* Extracted data:
┌────────

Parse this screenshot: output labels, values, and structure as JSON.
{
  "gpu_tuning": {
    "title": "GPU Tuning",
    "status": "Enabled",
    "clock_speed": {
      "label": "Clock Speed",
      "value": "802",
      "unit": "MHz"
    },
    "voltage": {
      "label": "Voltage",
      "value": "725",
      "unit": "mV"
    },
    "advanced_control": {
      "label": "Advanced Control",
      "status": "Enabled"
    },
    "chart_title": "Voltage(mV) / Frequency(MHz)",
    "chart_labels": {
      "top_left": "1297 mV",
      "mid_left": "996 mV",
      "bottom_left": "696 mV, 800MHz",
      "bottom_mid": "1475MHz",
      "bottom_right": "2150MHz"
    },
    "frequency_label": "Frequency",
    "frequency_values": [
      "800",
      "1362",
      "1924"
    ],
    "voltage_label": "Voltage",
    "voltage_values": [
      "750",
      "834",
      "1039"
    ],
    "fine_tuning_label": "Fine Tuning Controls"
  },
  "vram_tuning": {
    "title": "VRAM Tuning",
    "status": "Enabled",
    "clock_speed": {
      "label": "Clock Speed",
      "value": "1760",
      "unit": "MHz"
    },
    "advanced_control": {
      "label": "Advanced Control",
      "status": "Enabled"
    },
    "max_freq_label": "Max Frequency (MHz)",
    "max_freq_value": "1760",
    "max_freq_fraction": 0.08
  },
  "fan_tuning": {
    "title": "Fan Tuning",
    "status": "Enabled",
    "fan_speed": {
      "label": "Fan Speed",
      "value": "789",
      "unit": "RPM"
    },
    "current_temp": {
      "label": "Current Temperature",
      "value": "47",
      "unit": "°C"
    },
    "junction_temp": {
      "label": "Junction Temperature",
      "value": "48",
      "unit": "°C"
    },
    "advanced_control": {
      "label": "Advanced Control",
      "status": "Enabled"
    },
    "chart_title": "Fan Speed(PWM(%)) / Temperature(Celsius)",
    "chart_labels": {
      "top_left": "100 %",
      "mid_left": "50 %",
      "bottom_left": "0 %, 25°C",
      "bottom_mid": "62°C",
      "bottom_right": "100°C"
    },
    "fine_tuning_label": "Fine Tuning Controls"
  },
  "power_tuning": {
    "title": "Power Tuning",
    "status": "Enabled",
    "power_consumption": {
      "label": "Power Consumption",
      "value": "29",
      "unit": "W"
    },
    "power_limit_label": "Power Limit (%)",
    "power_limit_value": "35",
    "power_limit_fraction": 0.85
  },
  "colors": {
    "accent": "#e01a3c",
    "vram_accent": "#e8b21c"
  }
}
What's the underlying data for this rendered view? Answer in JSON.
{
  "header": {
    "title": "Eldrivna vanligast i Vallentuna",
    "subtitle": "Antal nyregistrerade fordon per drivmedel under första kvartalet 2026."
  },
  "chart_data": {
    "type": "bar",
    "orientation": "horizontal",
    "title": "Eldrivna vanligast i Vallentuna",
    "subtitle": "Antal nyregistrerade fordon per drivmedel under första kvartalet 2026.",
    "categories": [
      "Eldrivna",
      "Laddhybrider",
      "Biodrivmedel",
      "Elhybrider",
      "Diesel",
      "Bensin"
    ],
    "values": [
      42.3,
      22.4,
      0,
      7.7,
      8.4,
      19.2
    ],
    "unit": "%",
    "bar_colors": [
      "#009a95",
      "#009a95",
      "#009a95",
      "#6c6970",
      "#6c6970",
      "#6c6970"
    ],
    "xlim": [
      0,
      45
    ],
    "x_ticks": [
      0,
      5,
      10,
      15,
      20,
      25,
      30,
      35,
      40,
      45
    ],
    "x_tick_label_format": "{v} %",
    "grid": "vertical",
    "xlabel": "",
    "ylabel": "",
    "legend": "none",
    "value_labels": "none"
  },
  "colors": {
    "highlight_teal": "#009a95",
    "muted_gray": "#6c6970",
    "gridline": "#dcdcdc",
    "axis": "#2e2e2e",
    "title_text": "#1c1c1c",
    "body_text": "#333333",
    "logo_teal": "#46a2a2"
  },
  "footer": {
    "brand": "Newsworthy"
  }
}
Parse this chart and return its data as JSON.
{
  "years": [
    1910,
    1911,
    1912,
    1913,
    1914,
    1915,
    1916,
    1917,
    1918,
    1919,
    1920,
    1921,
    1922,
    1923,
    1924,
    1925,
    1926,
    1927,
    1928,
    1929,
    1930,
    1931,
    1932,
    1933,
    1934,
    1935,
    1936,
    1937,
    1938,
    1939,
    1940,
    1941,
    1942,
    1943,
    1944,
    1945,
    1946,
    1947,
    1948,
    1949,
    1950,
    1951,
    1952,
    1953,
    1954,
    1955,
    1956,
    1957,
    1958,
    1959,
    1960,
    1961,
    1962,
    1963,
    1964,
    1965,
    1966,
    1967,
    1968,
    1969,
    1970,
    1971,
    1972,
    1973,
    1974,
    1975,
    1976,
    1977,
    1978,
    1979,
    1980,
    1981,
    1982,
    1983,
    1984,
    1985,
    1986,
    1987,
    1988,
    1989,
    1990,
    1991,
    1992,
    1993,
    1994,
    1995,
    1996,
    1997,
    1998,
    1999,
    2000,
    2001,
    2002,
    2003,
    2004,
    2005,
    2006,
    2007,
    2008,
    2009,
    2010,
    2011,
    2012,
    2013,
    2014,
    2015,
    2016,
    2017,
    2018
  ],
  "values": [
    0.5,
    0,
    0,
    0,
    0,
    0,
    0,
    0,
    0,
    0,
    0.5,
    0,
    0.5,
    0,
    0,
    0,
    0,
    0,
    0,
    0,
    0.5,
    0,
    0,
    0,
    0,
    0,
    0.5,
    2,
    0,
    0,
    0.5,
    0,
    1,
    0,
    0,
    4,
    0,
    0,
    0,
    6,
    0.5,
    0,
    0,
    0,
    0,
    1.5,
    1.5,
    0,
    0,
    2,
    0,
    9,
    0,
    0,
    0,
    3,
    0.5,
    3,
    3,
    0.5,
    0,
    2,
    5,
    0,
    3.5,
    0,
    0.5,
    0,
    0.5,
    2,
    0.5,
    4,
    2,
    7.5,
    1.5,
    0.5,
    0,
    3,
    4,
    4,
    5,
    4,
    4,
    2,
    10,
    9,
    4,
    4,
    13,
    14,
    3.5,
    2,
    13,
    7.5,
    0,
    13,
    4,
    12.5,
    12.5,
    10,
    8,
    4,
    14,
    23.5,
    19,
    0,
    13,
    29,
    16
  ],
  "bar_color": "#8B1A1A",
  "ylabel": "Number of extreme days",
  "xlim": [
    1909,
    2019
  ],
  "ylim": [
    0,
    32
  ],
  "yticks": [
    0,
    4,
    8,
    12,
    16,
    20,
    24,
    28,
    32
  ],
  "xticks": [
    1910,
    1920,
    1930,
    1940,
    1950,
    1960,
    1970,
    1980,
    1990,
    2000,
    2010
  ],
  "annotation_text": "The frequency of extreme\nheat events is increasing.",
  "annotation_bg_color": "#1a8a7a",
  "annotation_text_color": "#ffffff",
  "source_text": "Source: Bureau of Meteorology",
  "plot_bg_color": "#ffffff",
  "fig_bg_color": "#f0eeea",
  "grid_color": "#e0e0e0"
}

└────────

* Exercise goal:
All of the material above needs to be copied exactly.

* Response to the task:
Parse this screenshot: output labels, values, and structure as JSON.
{
  "gpu_tuning": {
    "title": "GPU Tuning",
    "status": "Enabled",
    "clock_speed": {
      "label": "Clock Speed",
      "value": "802",
      "unit": "MHz"
    },
    "voltage": {
      "label": "Voltage",
      "value": "725",
      "unit": "mV"
    },
    "advanced_control": {
      "label": "Advanced Control",
      "status": "Enabled"
    },
    "chart_title": "Voltage(mV) / Frequency(MHz)",
    "chart_labels": {
      "top_left": "1297 mV",
      "mid_left": "996 mV",
      "bottom_left": "696 mV, 800MHz",
      "bottom_mid": "1475MHz",
      "bottom_right": "2150MHz"
    },
    "frequency_label": "Frequency",
    "frequency_values": [
      "800",
      "1362",
      "1924"
    ],
    "voltage_label": "Voltage",
    "voltage_values": [
      "750",
      "834",
      "1039"
    ],
    "fine_tuning_label": "Fine Tuning Controls"
  },
  "vram_tuning": {
    "title": "VRAM Tuning",
    "status": "Enabled",
    "clock_speed": {
      "label": "Clock Speed",
      "value": "1760",
      "unit": "MHz"
    },
    "advanced_control": {
      "label": "Advanced Control",
      "status": "Enabled"
    },
    "max_freq_label": "Max Frequency (MHz)",
    "max_freq_value": "1760",
    "max_freq_fraction": 0.08
  },
  "fan_tuning": {
    "title": "Fan Tuning",
    "status": "Enabled",
    "fan_speed": {
      "label": "Fan Speed",
      "value": "789",
      "unit": "RPM"
    },
    "current_temp": {
      "label": "Current Temperature",
      "value": "47",
      "unit": "°C"
    },
    "junction_temp": {
      "label": "Junction Temperature",
      "value": "48",
      "unit": "°C"
    },
    "advanced_control": {
      "label": "Advanced Control",
      "status": "Enabled"
    },
    "chart_title": "Fan Speed(PWM(%)) / Temperature(Celsius)",
    "chart_labels": {
      "top_left": "100 %",
      "mid_left": "50 %",
      "bottom_left": "0 %, 25°C",
      "bottom_mid": "62°C",
      "bottom_right": "100°C"
    },
    "fine_tuning_label": "Fine Tuning Controls"
  },
  "power_tuning": {
    "title": "Power Tuning",
    "status": "Enabled",
    "power_consumption": {
      "label": "Power Consumption",
      "value": "29",
      "unit": "W"
    },
    "power_limit_label": "Power Limit (%)",
    "power_limit_value": "35",
    "power_limit_fraction": 0.85
  },
  "colors": {
    "accent": "#e01a3c",
    "vram_accent": "#e8b21c"
  }
}
What's the underlying data for this rendered view? Answer in JSON.
{
  "header": {
    "title": "Eldrivna vanligast i Vallentuna",
    "subtitle": "Antal nyregistrerade fordon per drivmedel under första kvartalet 2026."
  },
  "chart_data": {
    "type": "bar",
    "orientation": "horizontal",
    "title": "Eldrivna vanligast i Vallentuna",
    "subtitle": "Antal nyregistrerade fordon per drivmedel under första kvartalet 2026.",
    "categories": [
      "Eldrivna",
      "Laddhybrider",
      "Biodrivmedel",
      "Elhybrider",
      "Diesel",
      "Bensin"
    ],
    "values": [
      42.3,
      22.4,
      0,
      7.7,
      8.4,
      19.2
    ],
    "unit": "%",
    "bar_colors": [
      "#009a95",
      "#009a95",
      "#009a95",
      "#6c6970",
      "#6c6970",
      "#6c6970"
    ],
    "xlim": [
      0,
      45
    ],
    "x_ticks": [
      0,
      5,
      10,
      15,
      20,
      25,
      30,
      35,
      40,
      45
    ],
    "x_tick_label_format": "{v} %",
    "grid": "vertical",
    "xlabel": "",
    "ylabel": "",
    "legend": "none",
    "value_labels": "none"
  },
  "colors": {
    "highlight_teal": "#009a95",
    "muted_gray": "#6c6970",
    "gridline": "#dcdcdc",
    "axis": "#2e2e2e",
    "title_text": "#1c1c1c",
    "body_text": "#333333",
    "logo_teal": "#46a2a2"
  },
  "footer": {
    "brand": "Newsworthy"
  }
}
Parse this chart and return its data as JSON.
{
  "years": [
    1910,
    1911,
    1912,
    1913,
    1914,
    1915,
    1916,
    1917,
    1918,
    1919,
    1920,
    1921,
    1922,
    1923,
    1924,
    1925,
    1926,
    1927,
    1928,
    1929,
    1930,
    1931,
    1932,
    1933,
    1934,
    1935,
    1936,
    1937,
    1938,
    1939,
    1940,
    1941,
    1942,
    1943,
    1944,
    1945,
    1946,
    1947,
    1948,
    1949,
    1950,
    1951,
    1952,
    1953,
    1954,
    1955,
    1956,
    1957,
    1958,
    1959,
    1960,
    1961,
    1962,
    1963,
    1964,
    1965,
    1966,
    1967,
    1968,
    1969,
    1970,
    1971,
    1972,
    1973,
    1974,
    1975,
    1976,
    1977,
    1978,
    1979,
    1980,
    1981,
    1982,
    1983,
    1984,
    1985,
    1986,
    1987,
    1988,
    1989,
    1990,
    1991,
    1992,
    1993,
    1994,
    1995,
    1996,
    1997,
    1998,
    1999,
    2000,
    2001,
    2002,
    2003,
    2004,
    2005,
    2006,
    2007,
    2008,
    2009,
    2010,
    2011,
    2012,
    2013,
    2014,
    2015,
    2016,
    2017,
    2018
  ],
  "values": [
    0.5,
    0,
    0,
    0,
    0,
    0,
    0,
    0,
    0,
    0,
    0.5,
    0,
    0.5,
    0,
    0,
    0,
    0,
    0,
    0,
    0,
    0.5,
    0,
    0,
    0,
    0,
    0,
    0.5,
    2,
    0,
    0,
    0.5,
    0,
    1,
    0,
    0,
    4,
    0,
    0,
    0,
    6,
    0.5,
    0,
    0,
    0,
    0,
    1.5,
    1.5,
    0,
    0,
    2,
    0,
    9,
    0,
    0,
    0,
    3,
    0.5,
    3,
    3,
    0.5,
    0,
    2,
    5,
    0,
    3.5,
    0,
    0.5,
    0,
    0.5,
    2,
    0.5,
    4,
    2,
    7.5,
    1.5,
    0.5,
    0,
    3,
    4,
    4,
    5,
    4,
    4,
    2,
    10,
    9,
    4,
    4,
    13,
    14,
    3.5,
    2,
    13,
    7.5,
    0,
    13,
    4,
    12.5,
    12.5,
    10,
    8,
    4,
    14,
    23.5,
    19,
    0,
    13,
    29,
    16
  ],
  "bar_color": "#8B1A1A",
  "ylabel": "Number of extreme days",
  "xlim": [
    1909,
    2019
  ],
  "ylim": [
    0,
    32
  ],
  "yticks": [
    0,
    4,
    8,
    12,
    16,
    20,
    24,
    28,
    32
  ],
  "xticks": [
    1910,
    1920,
    1930,
    1940,
    1950,
    1960,
    1970,
    1980,
    1990,
    2000,
    2010
  ],
  "annotation_text": "The frequency of extreme\nheat events is increasing.",
  "annotation_bg_color": "#1a8a7a",
  "annotation_text_color": "#ffffff",
  "source_text": "Source: Bureau of Meteorology",
  "plot_bg_color": "#ffffff",
  "fig_bg_color": "#f0eeea",
  "grid_color": "#e0e0e0"
}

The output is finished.